┌────────
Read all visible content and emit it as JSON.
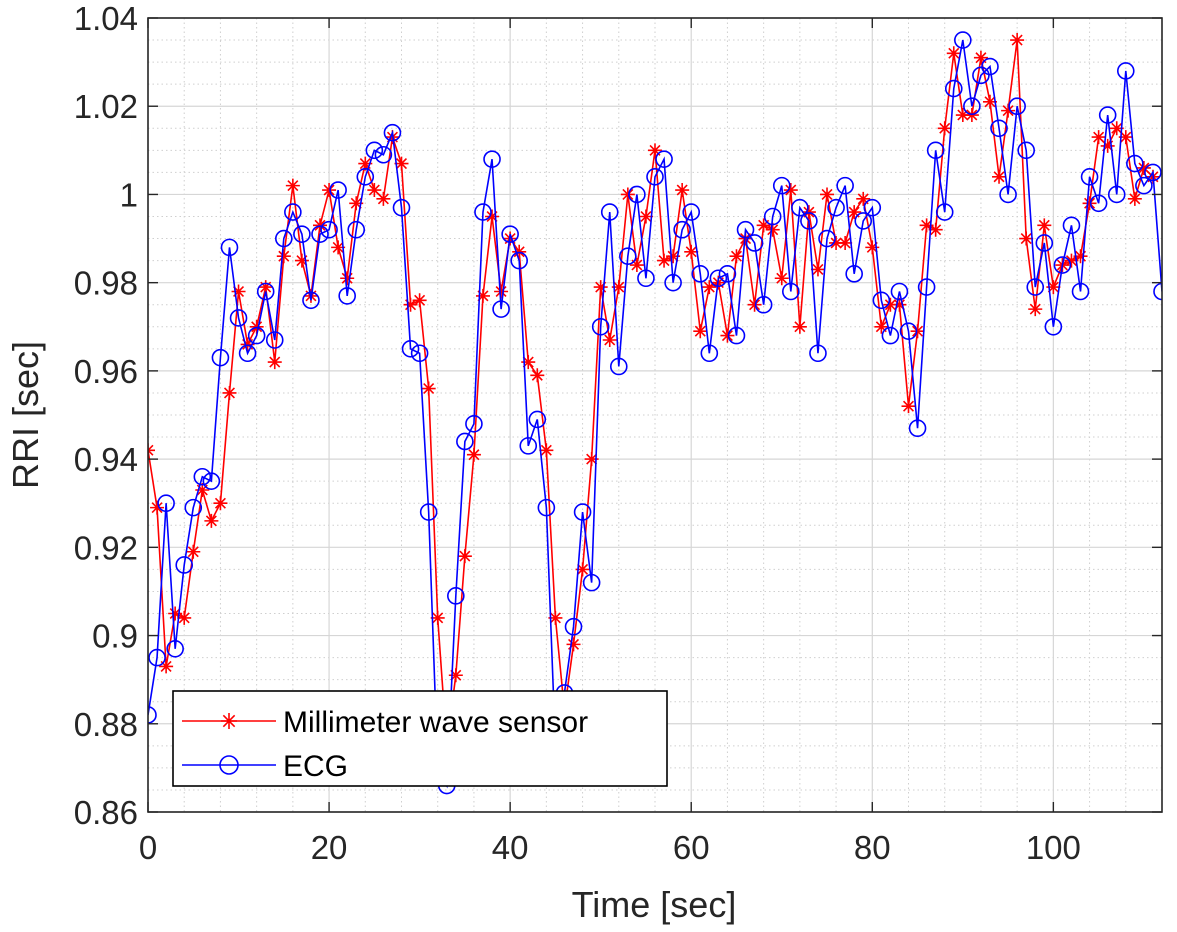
{
  "chart_data": {
    "type": "line",
    "xlabel": "Time [sec]",
    "ylabel": "RRI [sec]",
    "xlim": [
      0,
      112
    ],
    "ylim": [
      0.86,
      1.04
    ],
    "xticks": [
      0,
      20,
      40,
      60,
      80,
      100
    ],
    "yticks": [
      0.86,
      0.88,
      0.9,
      0.92,
      0.94,
      0.96,
      0.98,
      1,
      1.02,
      1.04
    ],
    "xtick_labels": [
      "0",
      "20",
      "40",
      "60",
      "80",
      "100"
    ],
    "ytick_labels": [
      "0.86",
      "0.88",
      "0.9",
      "0.92",
      "0.94",
      "0.96",
      "0.98",
      "1",
      "1.02",
      "1.04"
    ],
    "grid": "major-and-minor",
    "legend_position": "bottom-left",
    "series": [
      {
        "name": "Millimeter wave sensor",
        "color": "#ff0000",
        "marker": "asterisk",
        "x": [
          0,
          1,
          2,
          3,
          4,
          5,
          6,
          7,
          8,
          9,
          10,
          11,
          12,
          13,
          14,
          15,
          16,
          17,
          18,
          19,
          20,
          21,
          22,
          23,
          24,
          25,
          26,
          27,
          28,
          29,
          30,
          31,
          32,
          33,
          34,
          35,
          36,
          37,
          38,
          39,
          40,
          41,
          42,
          43,
          44,
          45,
          46,
          47,
          48,
          49,
          50,
          51,
          52,
          53,
          54,
          55,
          56,
          57,
          58,
          59,
          60,
          61,
          62,
          63,
          64,
          65,
          66,
          67,
          68,
          69,
          70,
          71,
          72,
          73,
          74,
          75,
          76,
          77,
          78,
          79,
          80,
          81,
          82,
          83,
          84,
          85,
          86,
          87,
          88,
          89,
          90,
          91,
          92,
          93,
          94,
          95,
          96,
          97,
          98,
          99,
          100,
          101,
          102,
          103,
          104,
          105,
          106,
          107,
          108,
          109,
          110,
          111
        ],
        "y": [
          0.942,
          0.929,
          0.893,
          0.905,
          0.904,
          0.919,
          0.933,
          0.926,
          0.93,
          0.955,
          0.978,
          0.966,
          0.97,
          0.979,
          0.962,
          0.986,
          1.002,
          0.985,
          0.977,
          0.993,
          1.001,
          0.988,
          0.981,
          0.998,
          1.007,
          1.001,
          0.999,
          1.013,
          1.007,
          0.975,
          0.976,
          0.956,
          0.904,
          0.875,
          0.891,
          0.918,
          0.941,
          0.977,
          0.995,
          0.978,
          0.99,
          0.987,
          0.962,
          0.959,
          0.942,
          0.904,
          0.883,
          0.898,
          0.915,
          0.94,
          0.979,
          0.967,
          0.979,
          1.0,
          0.984,
          0.995,
          1.01,
          0.985,
          0.986,
          1.001,
          0.987,
          0.969,
          0.979,
          0.98,
          0.968,
          0.986,
          0.99,
          0.975,
          0.993,
          0.992,
          0.981,
          1.001,
          0.97,
          0.996,
          0.983,
          1.0,
          0.989,
          0.989,
          0.996,
          0.999,
          0.988,
          0.97,
          0.975,
          0.975,
          0.952,
          0.969,
          0.993,
          0.992,
          1.015,
          1.032,
          1.018,
          1.018,
          1.031,
          1.021,
          1.004,
          1.019,
          1.035,
          0.99,
          0.974,
          0.993,
          0.979,
          0.984,
          0.985,
          0.986,
          0.998,
          1.013,
          1.011,
          1.015,
          1.013,
          0.999,
          1.006,
          1.004
        ]
      },
      {
        "name": "ECG",
        "color": "#0000ff",
        "marker": "circle",
        "x": [
          0,
          1,
          2,
          3,
          4,
          5,
          6,
          7,
          8,
          9,
          10,
          11,
          12,
          13,
          14,
          15,
          16,
          17,
          18,
          19,
          20,
          21,
          22,
          23,
          24,
          25,
          26,
          27,
          28,
          29,
          30,
          31,
          32,
          33,
          34,
          35,
          36,
          37,
          38,
          39,
          40,
          41,
          42,
          43,
          44,
          45,
          46,
          47,
          48,
          49,
          50,
          51,
          52,
          53,
          54,
          55,
          56,
          57,
          58,
          59,
          60,
          61,
          62,
          63,
          64,
          65,
          66,
          67,
          68,
          69,
          70,
          71,
          72,
          73,
          74,
          75,
          76,
          77,
          78,
          79,
          80,
          81,
          82,
          83,
          84,
          85,
          86,
          87,
          88,
          89,
          90,
          91,
          92,
          93,
          94,
          95,
          96,
          97,
          98,
          99,
          100,
          101,
          102,
          103,
          104,
          105,
          106,
          107,
          108,
          109,
          110,
          111,
          112
        ],
        "y": [
          0.882,
          0.895,
          0.93,
          0.897,
          0.916,
          0.929,
          0.936,
          0.935,
          0.963,
          0.988,
          0.972,
          0.964,
          0.968,
          0.978,
          0.967,
          0.99,
          0.996,
          0.991,
          0.976,
          0.991,
          0.992,
          1.001,
          0.977,
          0.992,
          1.004,
          1.01,
          1.009,
          1.014,
          0.997,
          0.965,
          0.964,
          0.928,
          0.87,
          0.866,
          0.909,
          0.944,
          0.948,
          0.996,
          1.008,
          0.974,
          0.991,
          0.985,
          0.943,
          0.949,
          0.929,
          0.875,
          0.887,
          0.902,
          0.928,
          0.912,
          0.97,
          0.996,
          0.961,
          0.986,
          1.0,
          0.981,
          1.004,
          1.008,
          0.98,
          0.992,
          0.996,
          0.982,
          0.964,
          0.981,
          0.982,
          0.968,
          0.992,
          0.989,
          0.975,
          0.995,
          1.002,
          0.978,
          0.997,
          0.994,
          0.964,
          0.99,
          0.997,
          1.002,
          0.982,
          0.994,
          0.997,
          0.976,
          0.968,
          0.978,
          0.969,
          0.947,
          0.979,
          1.01,
          0.996,
          1.024,
          1.035,
          1.02,
          1.027,
          1.029,
          1.015,
          1.0,
          1.02,
          1.01,
          0.979,
          0.989,
          0.97,
          0.984,
          0.993,
          0.978,
          1.004,
          0.998,
          1.018,
          1.0,
          1.028,
          1.007,
          1.002,
          1.005,
          0.978
        ]
      }
    ]
  }
}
└────────
▶ **DIRECTIONS**
Retype the data above exactly; pictures are not part of the copy.

▶ **ANSWER IN FULL**
Read all visible content and emit it as JSON.
{
  "chart_data": {
    "type": "line",
    "xlabel": "Time [sec]",
    "ylabel": "RRI [sec]",
    "xlim": [
      0,
      112
    ],
    "ylim": [
      0.86,
      1.04
    ],
    "xticks": [
      0,
      20,
      40,
      60,
      80,
      100
    ],
    "yticks": [
      0.86,
      0.88,
      0.9,
      0.92,
      0.94,
      0.96,
      0.98,
      1,
      1.02,
      1.04
    ],
    "xtick_labels": [
      "0",
      "20",
      "40",
      "60",
      "80",
      "100"
    ],
    "ytick_labels": [
      "0.86",
      "0.88",
      "0.9",
      "0.92",
      "0.94",
      "0.96",
      "0.98",
      "1",
      "1.02",
      "1.04"
    ],
    "grid": "major-and-minor",
    "legend_position": "bottom-left",
    "series": [
      {
        "name": "Millimeter wave sensor",
        "color": "#ff0000",
        "marker": "asterisk",
        "x": [
          0,
          1,
          2,
          3,
          4,
          5,
          6,
          7,
          8,
          9,
          10,
          11,
          12,
          13,
          14,
          15,
          16,
          17,
          18,
          19,
          20,
          21,
          22,
          23,
          24,
          25,
          26,
          27,
          28,
          29,
          30,
          31,
          32,
          33,
          34,
          35,
          36,
          37,
          38,
          39,
          40,
          41,
          42,
          43,
          44,
          45,
          46,
          47,
          48,
          49,
          50,
          51,
          52,
          53,
          54,
          55,
          56,
          57,
          58,
          59,
          60,
          61,
          62,
          63,
          64,
          65,
          66,
          67,
          68,
          69,
          70,
          71,
          72,
          73,
          74,
          75,
          76,
          77,
          78,
          79,
          80,
          81,
          82,
          83,
          84,
          85,
          86,
          87,
          88,
          89,
          90,
          91,
          92,
          93,
          94,
          95,
          96,
          97,
          98,
          99,
          100,
          101,
          102,
          103,
          104,
          105,
          106,
          107,
          108,
          109,
          110,
          111
        ],
        "y": [
          0.942,
          0.929,
          0.893,
          0.905,
          0.904,
          0.919,
          0.933,
          0.926,
          0.93,
          0.955,
          0.978,
          0.966,
          0.97,
          0.979,
          0.962,
          0.986,
          1.002,
          0.985,
          0.977,
          0.993,
          1.001,
          0.988,
          0.981,
          0.998,
          1.007,
          1.001,
          0.999,
          1.013,
          1.007,
          0.975,
          0.976,
          0.956,
          0.904,
          0.875,
          0.891,
          0.918,
          0.941,
          0.977,
          0.995,
          0.978,
          0.99,
          0.987,
          0.962,
          0.959,
          0.942,
          0.904,
          0.883,
          0.898,
          0.915,
          0.94,
          0.979,
          0.967,
          0.979,
          1.0,
          0.984,
          0.995,
          1.01,
          0.985,
          0.986,
          1.001,
          0.987,
          0.969,
          0.979,
          0.98,
          0.968,
          0.986,
          0.99,
          0.975,
          0.993,
          0.992,
          0.981,
          1.001,
          0.97,
          0.996,
          0.983,
          1.0,
          0.989,
          0.989,
          0.996,
          0.999,
          0.988,
          0.97,
          0.975,
          0.975,
          0.952,
          0.969,
          0.993,
          0.992,
          1.015,
          1.032,
          1.018,
          1.018,
          1.031,
          1.021,
          1.004,
          1.019,
          1.035,
          0.99,
          0.974,
          0.993,
          0.979,
          0.984,
          0.985,
          0.986,
          0.998,
          1.013,
          1.011,
          1.015,
          1.013,
          0.999,
          1.006,
          1.004
        ]
      },
      {
        "name": "ECG",
        "color": "#0000ff",
        "marker": "circle",
        "x": [
          0,
          1,
          2,
          3,
          4,
          5,
          6,
          7,
          8,
          9,
          10,
          11,
          12,
          13,
          14,
          15,
          16,
          17,
          18,
          19,
          20,
          21,
          22,
          23,
          24,
          25,
          26,
          27,
          28,
          29,
          30,
          31,
          32,
          33,
          34,
          35,
          36,
          37,
          38,
          39,
          40,
          41,
          42,
          43,
          44,
          45,
          46,
          47,
          48,
          49,
          50,
          51,
          52,
          53,
          54,
          55,
          56,
          57,
          58,
          59,
          60,
          61,
          62,
          63,
          64,
          65,
          66,
          67,
          68,
          69,
          70,
          71,
          72,
          73,
          74,
          75,
          76,
          77,
          78,
          79,
          80,
          81,
          82,
          83,
          84,
          85,
          86,
          87,
          88,
          89,
          90,
          91,
          92,
          93,
          94,
          95,
          96,
          97,
          98,
          99,
          100,
          101,
          102,
          103,
          104,
          105,
          106,
          107,
          108,
          109,
          110,
          111,
          112
        ],
        "y": [
          0.882,
          0.895,
          0.93,
          0.897,
          0.916,
          0.929,
          0.936,
          0.935,
          0.963,
          0.988,
          0.972,
          0.964,
          0.968,
          0.978,
          0.967,
          0.99,
          0.996,
          0.991,
          0.976,
          0.991,
          0.992,
          1.001,
          0.977,
          0.992,
          1.004,
          1.01,
          1.009,
          1.014,
          0.997,
          0.965,
          0.964,
          0.928,
          0.87,
          0.866,
          0.909,
          0.944,
          0.948,
          0.996,
          1.008,
          0.974,
          0.991,
          0.985,
          0.943,
          0.949,
          0.929,
          0.875,
          0.887,
          0.902,
          0.928,
          0.912,
          0.97,
          0.996,
          0.961,
          0.986,
          1.0,
          0.981,
          1.004,
          1.008,
          0.98,
          0.992,
          0.996,
          0.982,
          0.964,
          0.981,
          0.982,
          0.968,
          0.992,
          0.989,
          0.975,
          0.995,
          1.002,
          0.978,
          0.997,
          0.994,
          0.964,
          0.99,
          0.997,
          1.002,
          0.982,
          0.994,
          0.997,
          0.976,
          0.968,
          0.978,
          0.969,
          0.947,
          0.979,
          1.01,
          0.996,
          1.024,
          1.035,
          1.02,
          1.027,
          1.029,
          1.015,
          1.0,
          1.02,
          1.01,
          0.979,
          0.989,
          0.97,
          0.984,
          0.993,
          0.978,
          1.004,
          0.998,
          1.018,
          1.0,
          1.028,
          1.007,
          1.002,
          1.005,
          0.978
        ]
      }
    ]
  }
}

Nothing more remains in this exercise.